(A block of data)
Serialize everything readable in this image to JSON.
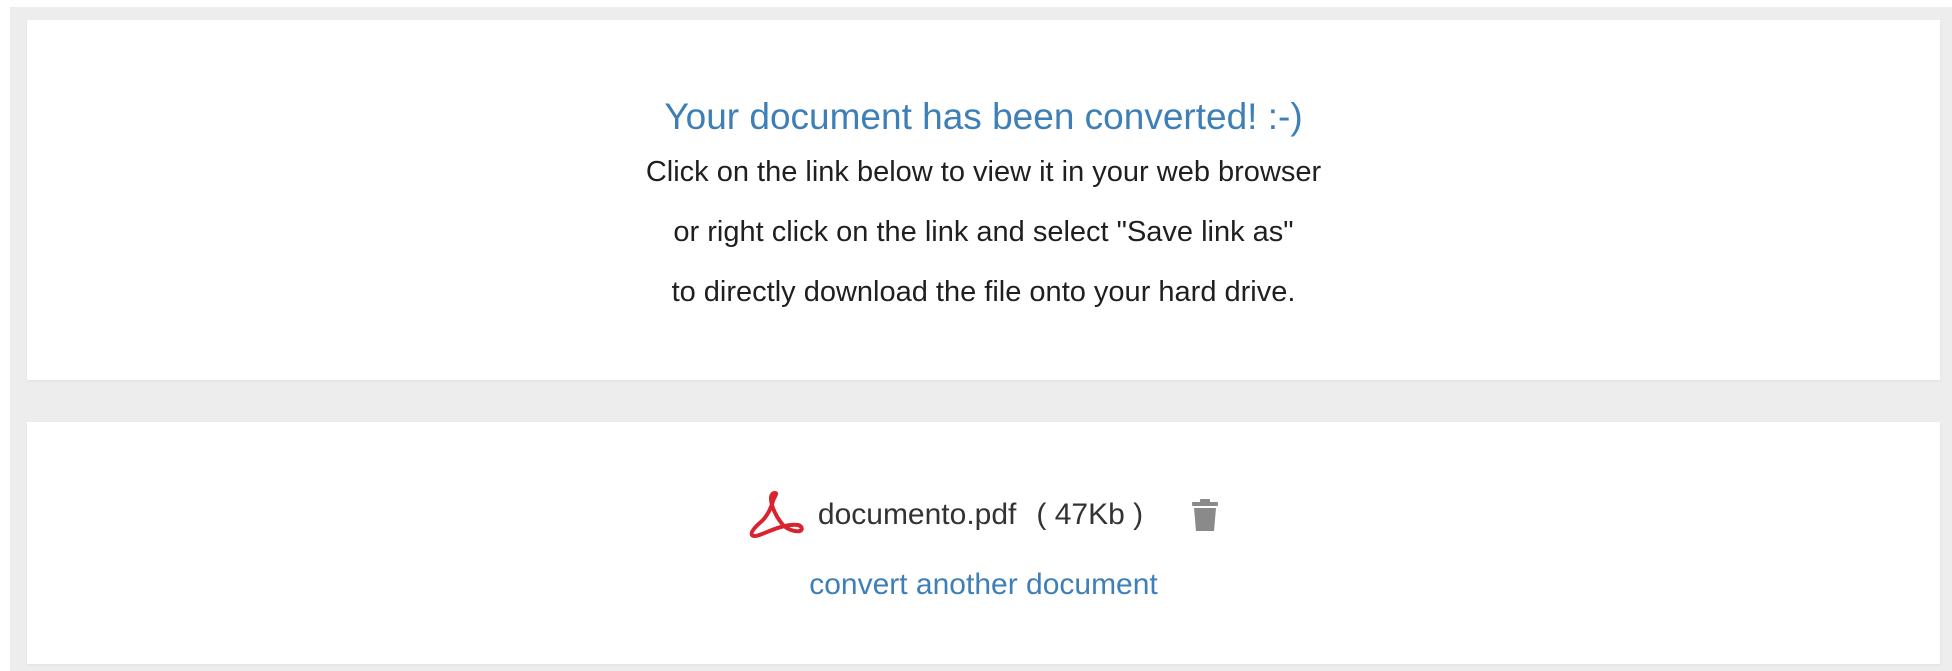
{
  "result": {
    "headline": "Your document has been converted! :-)",
    "message_lines": [
      "Click on the link below to view it in your web browser",
      "or right click on the link and select \"Save link as\"",
      "to directly download the file onto your hard drive."
    ]
  },
  "file": {
    "name": "documento.pdf",
    "size_label": "( 47Kb )",
    "icon": "pdf-icon",
    "delete_icon": "trash-icon"
  },
  "actions": {
    "convert_another_label": "convert another document"
  },
  "colors": {
    "accent": "#3d7fb6",
    "pdf_red": "#d9232f",
    "background": "#ededed",
    "card": "#ffffff",
    "text": "#1f1f1f",
    "icon_gray": "#8a8a8a"
  }
}
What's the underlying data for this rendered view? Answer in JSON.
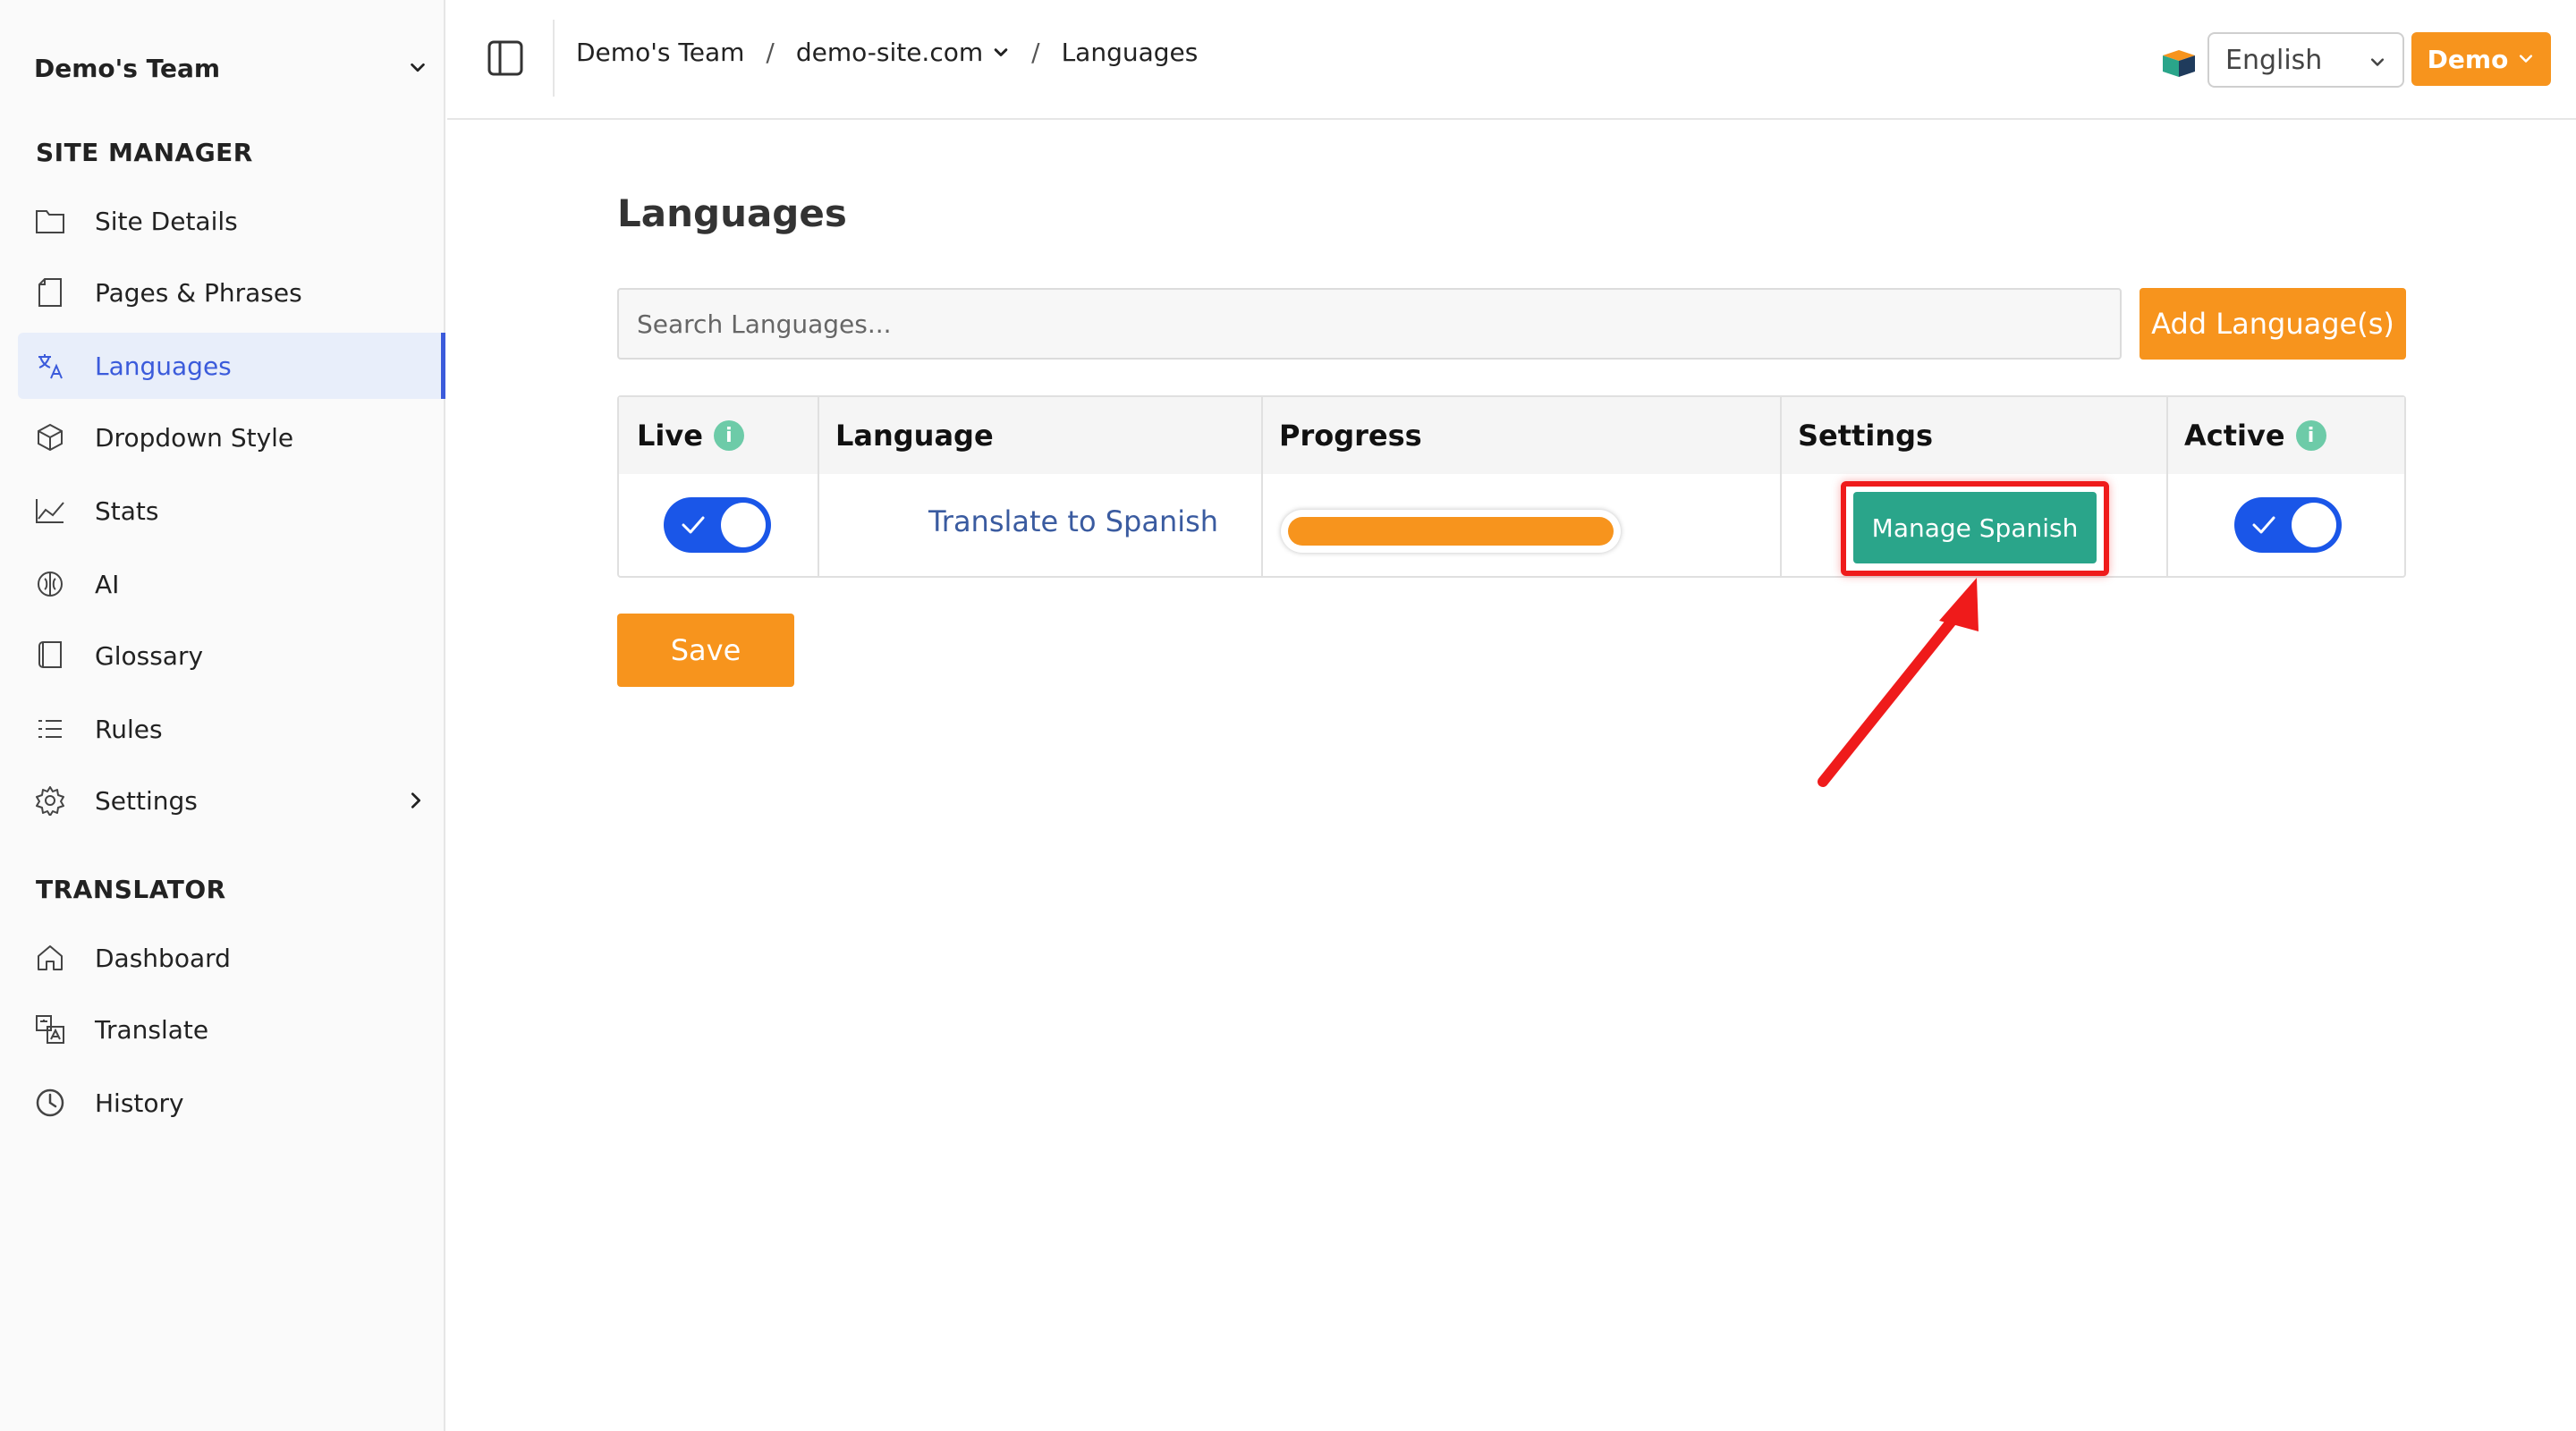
{
  "sidebar": {
    "team_name": "Demo's Team",
    "sections": [
      {
        "title": "SITE MANAGER",
        "items": [
          {
            "label": "Site Details",
            "icon": "folder-icon"
          },
          {
            "label": "Pages & Phrases",
            "icon": "page-icon"
          },
          {
            "label": "Languages",
            "icon": "translate-icon",
            "active": true
          },
          {
            "label": "Dropdown Style",
            "icon": "cube-icon"
          },
          {
            "label": "Stats",
            "icon": "chart-icon"
          },
          {
            "label": "AI",
            "icon": "ai-icon"
          },
          {
            "label": "Glossary",
            "icon": "book-icon"
          },
          {
            "label": "Rules",
            "icon": "list-icon"
          },
          {
            "label": "Settings",
            "icon": "gear-icon"
          }
        ]
      },
      {
        "title": "TRANSLATOR",
        "items": [
          {
            "label": "Dashboard",
            "icon": "home-icon"
          },
          {
            "label": "Translate",
            "icon": "translate-box-icon"
          },
          {
            "label": "History",
            "icon": "clock-icon"
          }
        ]
      }
    ]
  },
  "header": {
    "breadcrumb": [
      "Demo's Team",
      "demo-site.com",
      "Languages"
    ],
    "language_select": "English",
    "account_button": "Demo"
  },
  "main": {
    "title": "Languages",
    "search_placeholder": "Search Languages...",
    "add_button": "Add Language(s)",
    "table": {
      "headers": [
        "Live",
        "Language",
        "Progress",
        "Settings",
        "Active"
      ],
      "rows": [
        {
          "live": true,
          "language_link": "Translate to Spanish",
          "progress": 1.0,
          "settings_button": "Manage Spanish",
          "active": true
        }
      ]
    },
    "save_button": "Save"
  },
  "colors": {
    "accent_orange": "#f7941d",
    "toggle_blue": "#1a56e8",
    "manage_green": "#2aa58a",
    "active_nav": "#3b5bdb",
    "highlight_red": "#ef1b1b",
    "info_teal": "#6dcba8"
  }
}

* Job: None of the pictures should appear; repeat the records exactly otherwise.

* Written reply:
Serialize everything readable in this image to JSON.
{
  "result": {
    "headline": "Your document has been converted! :-)",
    "message_lines": [
      "Click on the link below to view it in your web browser",
      "or right click on the link and select \"Save link as\"",
      "to directly download the file onto your hard drive."
    ]
  },
  "file": {
    "name": "documento.pdf",
    "size_label": "( 47Kb )",
    "icon": "pdf-icon",
    "delete_icon": "trash-icon"
  },
  "actions": {
    "convert_another_label": "convert another document"
  },
  "colors": {
    "accent": "#3d7fb6",
    "pdf_red": "#d9232f",
    "background": "#ededed",
    "card": "#ffffff",
    "text": "#1f1f1f",
    "icon_gray": "#8a8a8a"
  }
}
What's the underlying data for this rendered view? Answer in JSON.
{
  "sidebar": {
    "team_name": "Demo's Team",
    "sections": [
      {
        "title": "SITE MANAGER",
        "items": [
          {
            "label": "Site Details",
            "icon": "folder-icon"
          },
          {
            "label": "Pages & Phrases",
            "icon": "page-icon"
          },
          {
            "label": "Languages",
            "icon": "translate-icon",
            "active": true
          },
          {
            "label": "Dropdown Style",
            "icon": "cube-icon"
          },
          {
            "label": "Stats",
            "icon": "chart-icon"
          },
          {
            "label": "AI",
            "icon": "ai-icon"
          },
          {
            "label": "Glossary",
            "icon": "book-icon"
          },
          {
            "label": "Rules",
            "icon": "list-icon"
          },
          {
            "label": "Settings",
            "icon": "gear-icon"
          }
        ]
      },
      {
        "title": "TRANSLATOR",
        "items": [
          {
            "label": "Dashboard",
            "icon": "home-icon"
          },
          {
            "label": "Translate",
            "icon": "translate-box-icon"
          },
          {
            "label": "History",
            "icon": "clock-icon"
          }
        ]
      }
    ]
  },
  "header": {
    "breadcrumb": [
      "Demo's Team",
      "demo-site.com",
      "Languages"
    ],
    "language_select": "English",
    "account_button": "Demo"
  },
  "main": {
    "title": "Languages",
    "search_placeholder": "Search Languages...",
    "add_button": "Add Language(s)",
    "table": {
      "headers": [
        "Live",
        "Language",
        "Progress",
        "Settings",
        "Active"
      ],
      "rows": [
        {
          "live": true,
          "language_link": "Translate to Spanish",
          "progress": 1.0,
          "settings_button": "Manage Spanish",
          "active": true
        }
      ]
    },
    "save_button": "Save"
  },
  "colors": {
    "accent_orange": "#f7941d",
    "toggle_blue": "#1a56e8",
    "manage_green": "#2aa58a",
    "active_nav": "#3b5bdb",
    "highlight_red": "#ef1b1b",
    "info_teal": "#6dcba8"
  }
}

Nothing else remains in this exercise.